# REQUIREMENTS:
Print the entries below word for word; the pictures stay out of your copy.

# RECORDED DATA:
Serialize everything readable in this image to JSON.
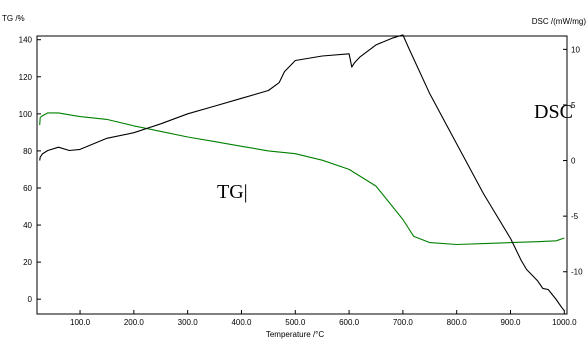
{
  "chart_data": {
    "type": "line",
    "title": "",
    "xlabel": "Temperature /°C",
    "ylabel_left": "TG /%",
    "ylabel_right": "DSC /(mW/mg)",
    "xlim": [
      20,
      1005
    ],
    "ylim_left": [
      -8,
      142
    ],
    "ylim_right": [
      -13.8,
      11.2
    ],
    "x_ticks": [
      100,
      200,
      300,
      400,
      500,
      600,
      700,
      800,
      900,
      1000
    ],
    "x_tick_labels": [
      "100.0",
      "200.0",
      "300.0",
      "400.0",
      "500.0",
      "600.0",
      "700.0",
      "800.0",
      "900.0",
      "1000.0"
    ],
    "y_left_ticks": [
      0,
      20,
      40,
      60,
      80,
      100,
      120,
      140
    ],
    "y_left_tick_labels": [
      "0",
      "20",
      "40",
      "60",
      "80",
      "100",
      "120",
      "140"
    ],
    "y_right_ticks": [
      -10,
      -5,
      0,
      5,
      10
    ],
    "y_right_tick_labels": [
      "-10",
      "-5",
      "0",
      "5",
      "10"
    ],
    "grid": false,
    "legend": "none",
    "annotations": [
      {
        "text": "TG|"
      },
      {
        "text": "DSC"
      }
    ],
    "series": [
      {
        "axis": "left",
        "color": "#008000",
        "x": [
          25,
          26,
          30,
          40,
          60,
          80,
          100,
          150,
          200,
          250,
          300,
          350,
          400,
          450,
          500,
          550,
          600,
          650,
          700,
          720,
          750,
          800,
          850,
          900,
          950,
          985,
          1000
        ],
        "y": [
          94,
          98,
          99,
          100.5,
          100.5,
          99.5,
          98.5,
          97,
          93.5,
          90.5,
          87.5,
          85,
          82.5,
          80,
          78.5,
          75,
          70,
          61,
          43,
          34,
          30.5,
          29.5,
          30,
          30.5,
          31,
          31.5,
          33
        ]
      },
      {
        "axis": "right",
        "color": "#000000",
        "x": [
          25,
          26,
          30,
          40,
          60,
          80,
          100,
          150,
          200,
          250,
          300,
          350,
          400,
          450,
          470,
          480,
          500,
          550,
          600,
          605,
          610,
          620,
          650,
          680,
          700,
          710,
          750,
          800,
          850,
          900,
          920,
          930,
          950,
          960,
          970,
          985,
          995,
          1000
        ],
        "y": [
          0,
          0.3,
          0.6,
          0.9,
          1.2,
          0.9,
          1,
          2,
          2.5,
          3.3,
          4.2,
          4.9,
          5.6,
          6.3,
          7,
          8,
          9,
          9.4,
          9.6,
          8.4,
          8.8,
          9.3,
          10.4,
          11,
          11.3,
          10.2,
          6,
          1.5,
          -3,
          -7,
          -9,
          -9.8,
          -10.8,
          -11.5,
          -11.6,
          -12.5,
          -13.2,
          -13.5
        ]
      }
    ]
  }
}
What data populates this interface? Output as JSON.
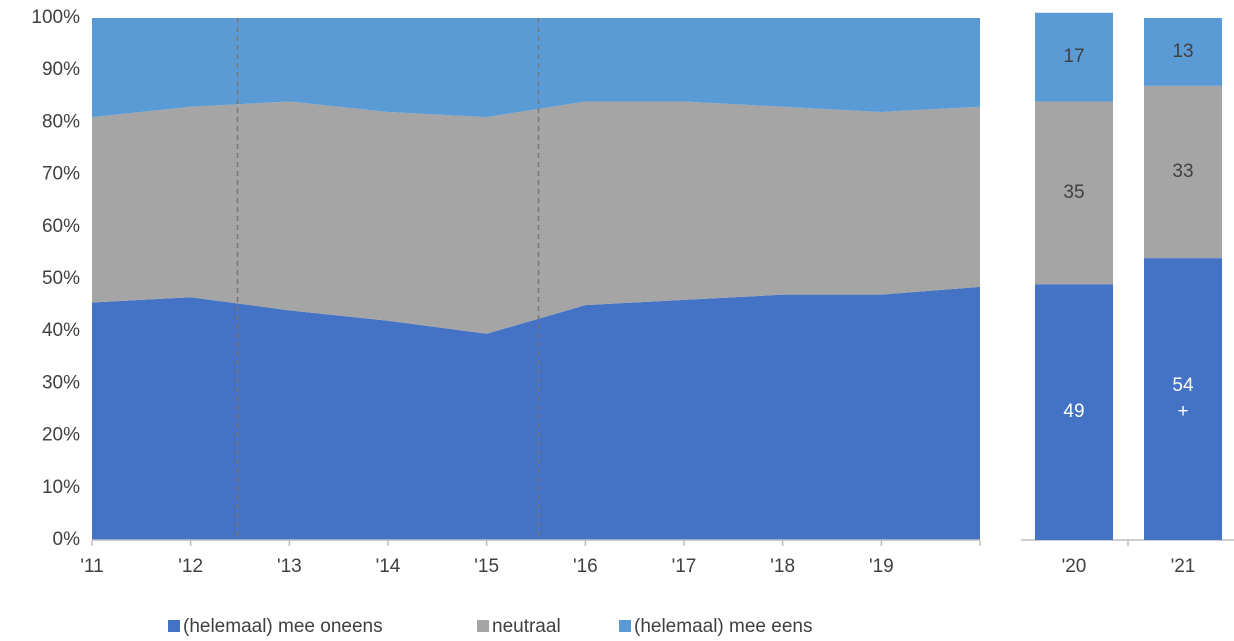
{
  "chart_data": [
    {
      "type": "stacked-area",
      "categories": [
        "'11",
        "'12",
        "'13",
        "'14",
        "'15",
        "'16",
        "'17",
        "'18",
        "'19",
        null
      ],
      "series": [
        {
          "name": "(helemaal) mee oneens",
          "color": "#4472c4",
          "values": [
            45.5,
            46.5,
            44,
            42,
            39.5,
            45,
            46,
            47,
            47,
            48.5
          ]
        },
        {
          "name": "neutraal",
          "color": "#a5a5a5",
          "values": [
            35.5,
            36.5,
            40,
            40,
            41.5,
            39,
            38,
            36,
            35,
            34.5
          ]
        },
        {
          "name": "(helemaal) mee eens",
          "color": "#5b9bd5",
          "values": [
            19,
            17,
            16,
            18,
            19,
            16,
            16,
            17,
            18,
            17
          ]
        }
      ],
      "ylim": [
        0,
        100
      ],
      "yticks": [
        {
          "value": 0,
          "label": "0%"
        },
        {
          "value": 10,
          "label": "10%"
        },
        {
          "value": 20,
          "label": "20%"
        },
        {
          "value": 30,
          "label": "30%"
        },
        {
          "value": 40,
          "label": "40%"
        },
        {
          "value": 50,
          "label": "50%"
        },
        {
          "value": 60,
          "label": "60%"
        },
        {
          "value": 70,
          "label": "70%"
        },
        {
          "value": 80,
          "label": "80%"
        },
        {
          "value": 90,
          "label": "90%"
        },
        {
          "value": 100,
          "label": "100%"
        }
      ],
      "legend": "bottom"
    },
    {
      "type": "stacked-bar",
      "categories": [
        "'20",
        "'21"
      ],
      "series": [
        {
          "name": "(helemaal) mee oneens",
          "color": "#4472c4",
          "values": [
            49,
            54
          ],
          "significance": [
            null,
            "+"
          ]
        },
        {
          "name": "neutraal",
          "color": "#a5a5a5",
          "values": [
            35,
            33
          ]
        },
        {
          "name": "(helemaal) mee eens",
          "color": "#5b9bd5",
          "values": [
            17,
            13
          ]
        }
      ],
      "ylim": [
        0,
        100
      ]
    }
  ]
}
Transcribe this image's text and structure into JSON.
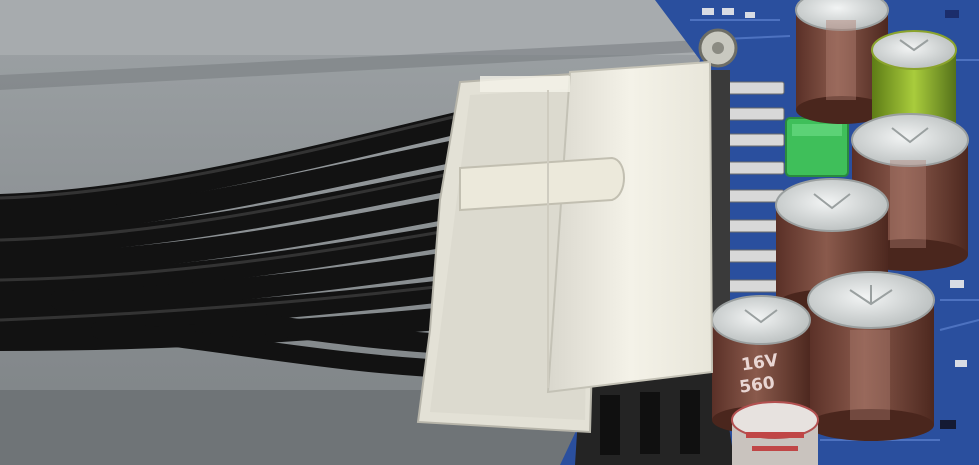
{
  "scene": {
    "subject": "",
    "colors": {
      "background_metal": "#8e9396",
      "wire": "#141414",
      "connector_latch": "#e6e4da",
      "connector_body": "#f2f0e4",
      "pcb": "#2a4f9e",
      "capacitor": "#7a4a3d",
      "capacitor_top": "#d9dcdc",
      "capacitor_green": "#9ec234",
      "inductor_green": "#3fbf5a",
      "pins": "#d8d8d8"
    }
  },
  "capacitor_markings": {
    "voltage": "16V",
    "capacitance": "560"
  }
}
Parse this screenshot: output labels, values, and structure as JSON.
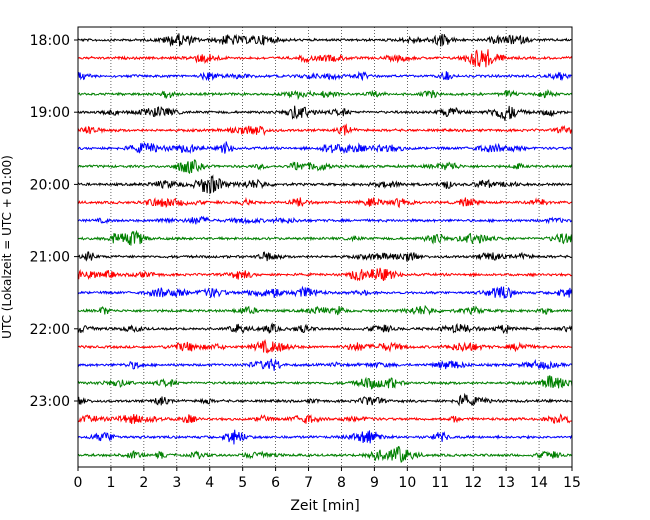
{
  "chart_data": {
    "type": "line",
    "title": "",
    "xlabel": "Zeit  [min]",
    "ylabel": "UTC (Lokalzeit = UTC + 01:00)",
    "xlim": [
      0,
      15
    ],
    "x_ticks": [
      "0",
      "1",
      "2",
      "3",
      "4",
      "5",
      "6",
      "7",
      "8",
      "9",
      "10",
      "11",
      "12",
      "13",
      "14",
      "15"
    ],
    "y_ticks": [
      "18:00",
      "19:00",
      "20:00",
      "21:00",
      "22:00",
      "23:00"
    ],
    "grid": "vertical dotted",
    "trace_minutes": 15,
    "colors": [
      "#000000",
      "#ff0000",
      "#0000ff",
      "#008000"
    ],
    "traces": [
      {
        "start": "18:00"
      },
      {
        "start": "18:15"
      },
      {
        "start": "18:30"
      },
      {
        "start": "18:45"
      },
      {
        "start": "19:00"
      },
      {
        "start": "19:15"
      },
      {
        "start": "19:30"
      },
      {
        "start": "19:45"
      },
      {
        "start": "20:00"
      },
      {
        "start": "20:15"
      },
      {
        "start": "20:30"
      },
      {
        "start": "20:45"
      },
      {
        "start": "21:00"
      },
      {
        "start": "21:15"
      },
      {
        "start": "21:30"
      },
      {
        "start": "21:45"
      },
      {
        "start": "22:00"
      },
      {
        "start": "22:15"
      },
      {
        "start": "22:30"
      },
      {
        "start": "22:45"
      },
      {
        "start": "23:00"
      },
      {
        "start": "23:15"
      },
      {
        "start": "23:30"
      },
      {
        "start": "23:45"
      }
    ]
  }
}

# RESULT OF THIS EXERCISE:
Serialize everything readable in this image to JSON.
{
  "chart_data": {
    "type": "line",
    "title": "",
    "xlabel": "Temperature /°C",
    "ylabel_left": "TG /%",
    "ylabel_right": "DSC /(mW/mg)",
    "xlim": [
      20,
      1005
    ],
    "ylim_left": [
      -8,
      142
    ],
    "ylim_right": [
      -13.8,
      11.2
    ],
    "x_ticks": [
      100,
      200,
      300,
      400,
      500,
      600,
      700,
      800,
      900,
      1000
    ],
    "x_tick_labels": [
      "100.0",
      "200.0",
      "300.0",
      "400.0",
      "500.0",
      "600.0",
      "700.0",
      "800.0",
      "900.0",
      "1000.0"
    ],
    "y_left_ticks": [
      0,
      20,
      40,
      60,
      80,
      100,
      120,
      140
    ],
    "y_left_tick_labels": [
      "0",
      "20",
      "40",
      "60",
      "80",
      "100",
      "120",
      "140"
    ],
    "y_right_ticks": [
      -10,
      -5,
      0,
      5,
      10
    ],
    "y_right_tick_labels": [
      "-10",
      "-5",
      "0",
      "5",
      "10"
    ],
    "grid": false,
    "legend": "none",
    "annotations": [
      {
        "text": "TG|"
      },
      {
        "text": "DSC"
      }
    ],
    "series": [
      {
        "axis": "left",
        "color": "#008000",
        "x": [
          25,
          26,
          30,
          40,
          60,
          80,
          100,
          150,
          200,
          250,
          300,
          350,
          400,
          450,
          500,
          550,
          600,
          650,
          700,
          720,
          750,
          800,
          850,
          900,
          950,
          985,
          1000
        ],
        "y": [
          94,
          98,
          99,
          100.5,
          100.5,
          99.5,
          98.5,
          97,
          93.5,
          90.5,
          87.5,
          85,
          82.5,
          80,
          78.5,
          75,
          70,
          61,
          43,
          34,
          30.5,
          29.5,
          30,
          30.5,
          31,
          31.5,
          33
        ]
      },
      {
        "axis": "right",
        "color": "#000000",
        "x": [
          25,
          26,
          30,
          40,
          60,
          80,
          100,
          150,
          200,
          250,
          300,
          350,
          400,
          450,
          470,
          480,
          500,
          550,
          600,
          605,
          610,
          620,
          650,
          680,
          700,
          710,
          750,
          800,
          850,
          900,
          920,
          930,
          950,
          960,
          970,
          985,
          995,
          1000
        ],
        "y": [
          0,
          0.3,
          0.6,
          0.9,
          1.2,
          0.9,
          1,
          2,
          2.5,
          3.3,
          4.2,
          4.9,
          5.6,
          6.3,
          7,
          8,
          9,
          9.4,
          9.6,
          8.4,
          8.8,
          9.3,
          10.4,
          11,
          11.3,
          10.2,
          6,
          1.5,
          -3,
          -7,
          -9,
          -9.8,
          -10.8,
          -11.5,
          -11.6,
          -12.5,
          -13.2,
          -13.5
        ]
      }
    ]
  }
}
What data populates this interface? Output as JSON.
{
  "chart_data": [
    {
      "type": "stacked-area",
      "categories": [
        "'11",
        "'12",
        "'13",
        "'14",
        "'15",
        "'16",
        "'17",
        "'18",
        "'19",
        null
      ],
      "series": [
        {
          "name": "(helemaal) mee oneens",
          "color": "#4472c4",
          "values": [
            45.5,
            46.5,
            44,
            42,
            39.5,
            45,
            46,
            47,
            47,
            48.5
          ]
        },
        {
          "name": "neutraal",
          "color": "#a5a5a5",
          "values": [
            35.5,
            36.5,
            40,
            40,
            41.5,
            39,
            38,
            36,
            35,
            34.5
          ]
        },
        {
          "name": "(helemaal) mee eens",
          "color": "#5b9bd5",
          "values": [
            19,
            17,
            16,
            18,
            19,
            16,
            16,
            17,
            18,
            17
          ]
        }
      ],
      "ylim": [
        0,
        100
      ],
      "yticks": [
        {
          "value": 0,
          "label": "0%"
        },
        {
          "value": 10,
          "label": "10%"
        },
        {
          "value": 20,
          "label": "20%"
        },
        {
          "value": 30,
          "label": "30%"
        },
        {
          "value": 40,
          "label": "40%"
        },
        {
          "value": 50,
          "label": "50%"
        },
        {
          "value": 60,
          "label": "60%"
        },
        {
          "value": 70,
          "label": "70%"
        },
        {
          "value": 80,
          "label": "80%"
        },
        {
          "value": 90,
          "label": "90%"
        },
        {
          "value": 100,
          "label": "100%"
        }
      ],
      "legend": "bottom"
    },
    {
      "type": "stacked-bar",
      "categories": [
        "'20",
        "'21"
      ],
      "series": [
        {
          "name": "(helemaal) mee oneens",
          "color": "#4472c4",
          "values": [
            49,
            54
          ],
          "significance": [
            null,
            "+"
          ]
        },
        {
          "name": "neutraal",
          "color": "#a5a5a5",
          "values": [
            35,
            33
          ]
        },
        {
          "name": "(helemaal) mee eens",
          "color": "#5b9bd5",
          "values": [
            17,
            13
          ]
        }
      ],
      "ylim": [
        0,
        100
      ]
    }
  ]
}
Transcribe this image's text and structure into JSON.
{
  "scene": {
    "subject": "",
    "colors": {
      "background_metal": "#8e9396",
      "wire": "#141414",
      "connector_latch": "#e6e4da",
      "connector_body": "#f2f0e4",
      "pcb": "#2a4f9e",
      "capacitor": "#7a4a3d",
      "capacitor_top": "#d9dcdc",
      "capacitor_green": "#9ec234",
      "inductor_green": "#3fbf5a",
      "pins": "#d8d8d8"
    }
  },
  "capacitor_markings": {
    "voltage": "16V",
    "capacitance": "560"
  }
}
Parse this screenshot: output labels, values, and structure as JSON.
{
  "chart_data": {
    "type": "line",
    "title": "",
    "xlabel": "Zeit  [min]",
    "ylabel": "UTC (Lokalzeit = UTC + 01:00)",
    "xlim": [
      0,
      15
    ],
    "x_ticks": [
      "0",
      "1",
      "2",
      "3",
      "4",
      "5",
      "6",
      "7",
      "8",
      "9",
      "10",
      "11",
      "12",
      "13",
      "14",
      "15"
    ],
    "y_ticks": [
      "18:00",
      "19:00",
      "20:00",
      "21:00",
      "22:00",
      "23:00"
    ],
    "grid": "vertical dotted",
    "trace_minutes": 15,
    "colors": [
      "#000000",
      "#ff0000",
      "#0000ff",
      "#008000"
    ],
    "traces": [
      {
        "start": "18:00"
      },
      {
        "start": "18:15"
      },
      {
        "start": "18:30"
      },
      {
        "start": "18:45"
      },
      {
        "start": "19:00"
      },
      {
        "start": "19:15"
      },
      {
        "start": "19:30"
      },
      {
        "start": "19:45"
      },
      {
        "start": "20:00"
      },
      {
        "start": "20:15"
      },
      {
        "start": "20:30"
      },
      {
        "start": "20:45"
      },
      {
        "start": "21:00"
      },
      {
        "start": "21:15"
      },
      {
        "start": "21:30"
      },
      {
        "start": "21:45"
      },
      {
        "start": "22:00"
      },
      {
        "start": "22:15"
      },
      {
        "start": "22:30"
      },
      {
        "start": "22:45"
      },
      {
        "start": "23:00"
      },
      {
        "start": "23:15"
      },
      {
        "start": "23:30"
      },
      {
        "start": "23:45"
      }
    ]
  }
}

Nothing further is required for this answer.